++++ Exercise materials ++++

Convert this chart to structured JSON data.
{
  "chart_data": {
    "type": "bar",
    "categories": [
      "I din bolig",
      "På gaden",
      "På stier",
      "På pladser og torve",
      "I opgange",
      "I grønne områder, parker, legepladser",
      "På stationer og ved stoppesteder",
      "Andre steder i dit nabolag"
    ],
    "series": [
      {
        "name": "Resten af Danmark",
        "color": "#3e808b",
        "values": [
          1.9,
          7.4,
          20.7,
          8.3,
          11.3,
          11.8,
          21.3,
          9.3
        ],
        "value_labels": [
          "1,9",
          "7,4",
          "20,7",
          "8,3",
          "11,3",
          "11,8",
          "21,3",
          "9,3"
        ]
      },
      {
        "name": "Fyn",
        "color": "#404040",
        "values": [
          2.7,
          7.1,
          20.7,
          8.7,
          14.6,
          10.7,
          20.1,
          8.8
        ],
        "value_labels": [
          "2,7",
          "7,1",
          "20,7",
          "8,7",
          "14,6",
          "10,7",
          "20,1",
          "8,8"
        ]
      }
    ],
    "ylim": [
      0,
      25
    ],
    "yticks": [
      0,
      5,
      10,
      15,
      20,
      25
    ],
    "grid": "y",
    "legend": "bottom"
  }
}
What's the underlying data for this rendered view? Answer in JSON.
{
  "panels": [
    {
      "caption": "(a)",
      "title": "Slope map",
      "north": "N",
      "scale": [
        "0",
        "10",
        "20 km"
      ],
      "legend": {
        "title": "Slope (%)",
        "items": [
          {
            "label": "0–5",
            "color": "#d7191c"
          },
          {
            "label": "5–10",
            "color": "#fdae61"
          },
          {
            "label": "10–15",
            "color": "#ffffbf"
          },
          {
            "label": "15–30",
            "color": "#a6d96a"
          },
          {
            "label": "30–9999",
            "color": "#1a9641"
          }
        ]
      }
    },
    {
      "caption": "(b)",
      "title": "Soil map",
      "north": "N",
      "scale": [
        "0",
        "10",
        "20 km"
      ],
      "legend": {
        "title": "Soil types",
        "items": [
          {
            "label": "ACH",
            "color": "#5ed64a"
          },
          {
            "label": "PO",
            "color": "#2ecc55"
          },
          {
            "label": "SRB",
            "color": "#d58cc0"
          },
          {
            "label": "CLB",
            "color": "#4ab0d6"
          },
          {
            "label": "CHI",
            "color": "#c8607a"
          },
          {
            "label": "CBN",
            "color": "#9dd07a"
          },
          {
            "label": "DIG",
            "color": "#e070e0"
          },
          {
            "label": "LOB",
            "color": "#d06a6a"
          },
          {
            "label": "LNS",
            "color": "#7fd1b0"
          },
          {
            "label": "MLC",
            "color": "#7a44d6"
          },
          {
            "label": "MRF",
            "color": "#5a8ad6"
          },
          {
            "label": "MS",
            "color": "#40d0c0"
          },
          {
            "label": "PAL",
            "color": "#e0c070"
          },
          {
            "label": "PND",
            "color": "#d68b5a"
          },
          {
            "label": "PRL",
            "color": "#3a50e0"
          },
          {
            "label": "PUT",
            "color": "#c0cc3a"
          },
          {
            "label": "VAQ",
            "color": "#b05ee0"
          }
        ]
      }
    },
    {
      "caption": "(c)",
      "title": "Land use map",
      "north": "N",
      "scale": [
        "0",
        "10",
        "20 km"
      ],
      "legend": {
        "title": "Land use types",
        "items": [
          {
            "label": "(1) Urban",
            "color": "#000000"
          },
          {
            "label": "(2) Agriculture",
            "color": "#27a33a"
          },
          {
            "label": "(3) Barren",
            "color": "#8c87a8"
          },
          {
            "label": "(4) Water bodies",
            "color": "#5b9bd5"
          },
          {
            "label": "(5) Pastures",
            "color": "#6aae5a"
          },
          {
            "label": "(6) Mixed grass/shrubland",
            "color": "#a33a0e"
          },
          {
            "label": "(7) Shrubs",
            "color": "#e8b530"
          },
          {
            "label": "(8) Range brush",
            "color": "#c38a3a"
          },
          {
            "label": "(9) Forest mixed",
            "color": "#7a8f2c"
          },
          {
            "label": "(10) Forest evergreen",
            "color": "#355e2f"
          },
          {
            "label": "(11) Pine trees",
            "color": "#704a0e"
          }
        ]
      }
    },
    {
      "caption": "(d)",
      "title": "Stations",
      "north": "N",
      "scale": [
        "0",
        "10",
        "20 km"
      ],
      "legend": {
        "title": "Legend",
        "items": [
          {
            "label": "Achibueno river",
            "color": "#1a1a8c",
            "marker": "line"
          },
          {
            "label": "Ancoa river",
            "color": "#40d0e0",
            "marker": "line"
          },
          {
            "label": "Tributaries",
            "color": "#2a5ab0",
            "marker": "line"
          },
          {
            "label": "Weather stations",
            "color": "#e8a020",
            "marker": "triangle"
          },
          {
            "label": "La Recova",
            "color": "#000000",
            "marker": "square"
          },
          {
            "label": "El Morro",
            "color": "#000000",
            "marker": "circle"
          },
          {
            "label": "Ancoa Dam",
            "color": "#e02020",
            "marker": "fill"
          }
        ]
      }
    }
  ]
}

++++

Repeat the whole listing exactly, keeping every line intact.

• [Written reply]
Convert this chart to structured JSON data.
{
  "chart_data": {
    "type": "bar",
    "categories": [
      "I din bolig",
      "På gaden",
      "På stier",
      "På pladser og torve",
      "I opgange",
      "I grønne områder, parker, legepladser",
      "På stationer og ved stoppesteder",
      "Andre steder i dit nabolag"
    ],
    "series": [
      {
        "name": "Resten af Danmark",
        "color": "#3e808b",
        "values": [
          1.9,
          7.4,
          20.7,
          8.3,
          11.3,
          11.8,
          21.3,
          9.3
        ],
        "value_labels": [
          "1,9",
          "7,4",
          "20,7",
          "8,3",
          "11,3",
          "11,8",
          "21,3",
          "9,3"
        ]
      },
      {
        "name": "Fyn",
        "color": "#404040",
        "values": [
          2.7,
          7.1,
          20.7,
          8.7,
          14.6,
          10.7,
          20.1,
          8.8
        ],
        "value_labels": [
          "2,7",
          "7,1",
          "20,7",
          "8,7",
          "14,6",
          "10,7",
          "20,1",
          "8,8"
        ]
      }
    ],
    "ylim": [
      0,
      25
    ],
    "yticks": [
      0,
      5,
      10,
      15,
      20,
      25
    ],
    "grid": "y",
    "legend": "bottom"
  }
}
What's the underlying data for this rendered view? Answer in JSON.
{
  "panels": [
    {
      "caption": "(a)",
      "title": "Slope map",
      "north": "N",
      "scale": [
        "0",
        "10",
        "20 km"
      ],
      "legend": {
        "title": "Slope (%)",
        "items": [
          {
            "label": "0–5",
            "color": "#d7191c"
          },
          {
            "label": "5–10",
            "color": "#fdae61"
          },
          {
            "label": "10–15",
            "color": "#ffffbf"
          },
          {
            "label": "15–30",
            "color": "#a6d96a"
          },
          {
            "label": "30–9999",
            "color": "#1a9641"
          }
        ]
      }
    },
    {
      "caption": "(b)",
      "title": "Soil map",
      "north": "N",
      "scale": [
        "0",
        "10",
        "20 km"
      ],
      "legend": {
        "title": "Soil types",
        "items": [
          {
            "label": "ACH",
            "color": "#5ed64a"
          },
          {
            "label": "PO",
            "color": "#2ecc55"
          },
          {
            "label": "SRB",
            "color": "#d58cc0"
          },
          {
            "label": "CLB",
            "color": "#4ab0d6"
          },
          {
            "label": "CHI",
            "color": "#c8607a"
          },
          {
            "label": "CBN",
            "color": "#9dd07a"
          },
          {
            "label": "DIG",
            "color": "#e070e0"
          },
          {
            "label": "LOB",
            "color": "#d06a6a"
          },
          {
            "label": "LNS",
            "color": "#7fd1b0"
          },
          {
            "label": "MLC",
            "color": "#7a44d6"
          },
          {
            "label": "MRF",
            "color": "#5a8ad6"
          },
          {
            "label": "MS",
            "color": "#40d0c0"
          },
          {
            "label": "PAL",
            "color": "#e0c070"
          },
          {
            "label": "PND",
            "color": "#d68b5a"
          },
          {
            "label": "PRL",
            "color": "#3a50e0"
          },
          {
            "label": "PUT",
            "color": "#c0cc3a"
          },
          {
            "label": "VAQ",
            "color": "#b05ee0"
          }
        ]
      }
    },
    {
      "caption": "(c)",
      "title": "Land use map",
      "north": "N",
      "scale": [
        "0",
        "10",
        "20 km"
      ],
      "legend": {
        "title": "Land use types",
        "items": [
          {
            "label": "(1) Urban",
            "color": "#000000"
          },
          {
            "label": "(2) Agriculture",
            "color": "#27a33a"
          },
          {
            "label": "(3) Barren",
            "color": "#8c87a8"
          },
          {
            "label": "(4) Water bodies",
            "color": "#5b9bd5"
          },
          {
            "label": "(5) Pastures",
            "color": "#6aae5a"
          },
          {
            "label": "(6) Mixed grass/shrubland",
            "color": "#a33a0e"
          },
          {
            "label": "(7) Shrubs",
            "color": "#e8b530"
          },
          {
            "label": "(8) Range brush",
            "color": "#c38a3a"
          },
          {
            "label": "(9) Forest mixed",
            "color": "#7a8f2c"
          },
          {
            "label": "(10) Forest evergreen",
            "color": "#355e2f"
          },
          {
            "label": "(11) Pine trees",
            "color": "#704a0e"
          }
        ]
      }
    },
    {
      "caption": "(d)",
      "title": "Stations",
      "north": "N",
      "scale": [
        "0",
        "10",
        "20 km"
      ],
      "legend": {
        "title": "Legend",
        "items": [
          {
            "label": "Achibueno river",
            "color": "#1a1a8c",
            "marker": "line"
          },
          {
            "label": "Ancoa river",
            "color": "#40d0e0",
            "marker": "line"
          },
          {
            "label": "Tributaries",
            "color": "#2a5ab0",
            "marker": "line"
          },
          {
            "label": "Weather stations",
            "color": "#e8a020",
            "marker": "triangle"
          },
          {
            "label": "La Recova",
            "color": "#000000",
            "marker": "square"
          },
          {
            "label": "El Morro",
            "color": "#000000",
            "marker": "circle"
          },
          {
            "label": "Ancoa Dam",
            "color": "#e02020",
            "marker": "fill"
          }
        ]
      }
    }
  ]
}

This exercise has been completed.